→ DATASET ROWS
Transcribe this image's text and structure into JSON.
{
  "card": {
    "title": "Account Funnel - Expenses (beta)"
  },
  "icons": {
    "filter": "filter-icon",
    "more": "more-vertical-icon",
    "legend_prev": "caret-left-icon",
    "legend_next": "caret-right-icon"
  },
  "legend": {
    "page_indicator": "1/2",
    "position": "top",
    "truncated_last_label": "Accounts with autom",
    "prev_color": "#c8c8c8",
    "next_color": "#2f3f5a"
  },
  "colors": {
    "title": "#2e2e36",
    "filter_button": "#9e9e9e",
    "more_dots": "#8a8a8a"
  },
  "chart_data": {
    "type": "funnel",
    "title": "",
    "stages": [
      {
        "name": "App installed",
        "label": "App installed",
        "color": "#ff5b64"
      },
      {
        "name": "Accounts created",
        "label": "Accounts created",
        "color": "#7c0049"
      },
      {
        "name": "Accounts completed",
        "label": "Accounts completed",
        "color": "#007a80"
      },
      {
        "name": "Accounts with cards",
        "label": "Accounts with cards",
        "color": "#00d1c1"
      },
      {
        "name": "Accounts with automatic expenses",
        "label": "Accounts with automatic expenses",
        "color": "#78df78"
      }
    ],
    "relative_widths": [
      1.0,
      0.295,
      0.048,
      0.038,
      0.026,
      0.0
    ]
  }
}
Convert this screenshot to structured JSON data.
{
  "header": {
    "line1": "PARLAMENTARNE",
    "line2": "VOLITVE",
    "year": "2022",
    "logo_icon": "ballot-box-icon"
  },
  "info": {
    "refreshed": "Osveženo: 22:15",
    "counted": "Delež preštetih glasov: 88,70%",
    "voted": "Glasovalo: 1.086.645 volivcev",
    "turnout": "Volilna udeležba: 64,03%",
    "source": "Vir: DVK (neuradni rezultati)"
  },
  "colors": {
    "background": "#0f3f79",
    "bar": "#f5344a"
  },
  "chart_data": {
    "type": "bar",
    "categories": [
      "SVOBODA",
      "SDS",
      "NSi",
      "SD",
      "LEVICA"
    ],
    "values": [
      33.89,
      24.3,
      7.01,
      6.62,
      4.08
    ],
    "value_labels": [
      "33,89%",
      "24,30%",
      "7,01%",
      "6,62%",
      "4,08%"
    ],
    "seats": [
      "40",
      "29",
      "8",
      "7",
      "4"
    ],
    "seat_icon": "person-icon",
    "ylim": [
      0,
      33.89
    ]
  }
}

→ GIVEN TASK
Word for word, restate all of the data shown above.

→ COMPLETE ANSWER
Transcribe this image's text and structure into JSON.
{
  "card": {
    "title": "Account Funnel - Expenses (beta)"
  },
  "icons": {
    "filter": "filter-icon",
    "more": "more-vertical-icon",
    "legend_prev": "caret-left-icon",
    "legend_next": "caret-right-icon"
  },
  "legend": {
    "page_indicator": "1/2",
    "position": "top",
    "truncated_last_label": "Accounts with autom",
    "prev_color": "#c8c8c8",
    "next_color": "#2f3f5a"
  },
  "colors": {
    "title": "#2e2e36",
    "filter_button": "#9e9e9e",
    "more_dots": "#8a8a8a"
  },
  "chart_data": {
    "type": "funnel",
    "title": "",
    "stages": [
      {
        "name": "App installed",
        "label": "App installed",
        "color": "#ff5b64"
      },
      {
        "name": "Accounts created",
        "label": "Accounts created",
        "color": "#7c0049"
      },
      {
        "name": "Accounts completed",
        "label": "Accounts completed",
        "color": "#007a80"
      },
      {
        "name": "Accounts with cards",
        "label": "Accounts with cards",
        "color": "#00d1c1"
      },
      {
        "name": "Accounts with automatic expenses",
        "label": "Accounts with automatic expenses",
        "color": "#78df78"
      }
    ],
    "relative_widths": [
      1.0,
      0.295,
      0.048,
      0.038,
      0.026,
      0.0
    ]
  }
}
Convert this screenshot to structured JSON data.
{
  "header": {
    "line1": "PARLAMENTARNE",
    "line2": "VOLITVE",
    "year": "2022",
    "logo_icon": "ballot-box-icon"
  },
  "info": {
    "refreshed": "Osveženo: 22:15",
    "counted": "Delež preštetih glasov: 88,70%",
    "voted": "Glasovalo: 1.086.645 volivcev",
    "turnout": "Volilna udeležba: 64,03%",
    "source": "Vir: DVK (neuradni rezultati)"
  },
  "colors": {
    "background": "#0f3f79",
    "bar": "#f5344a"
  },
  "chart_data": {
    "type": "bar",
    "categories": [
      "SVOBODA",
      "SDS",
      "NSi",
      "SD",
      "LEVICA"
    ],
    "values": [
      33.89,
      24.3,
      7.01,
      6.62,
      4.08
    ],
    "value_labels": [
      "33,89%",
      "24,30%",
      "7,01%",
      "6,62%",
      "4,08%"
    ],
    "seats": [
      "40",
      "29",
      "8",
      "7",
      "4"
    ],
    "seat_icon": "person-icon",
    "ylim": [
      0,
      33.89
    ]
  }
}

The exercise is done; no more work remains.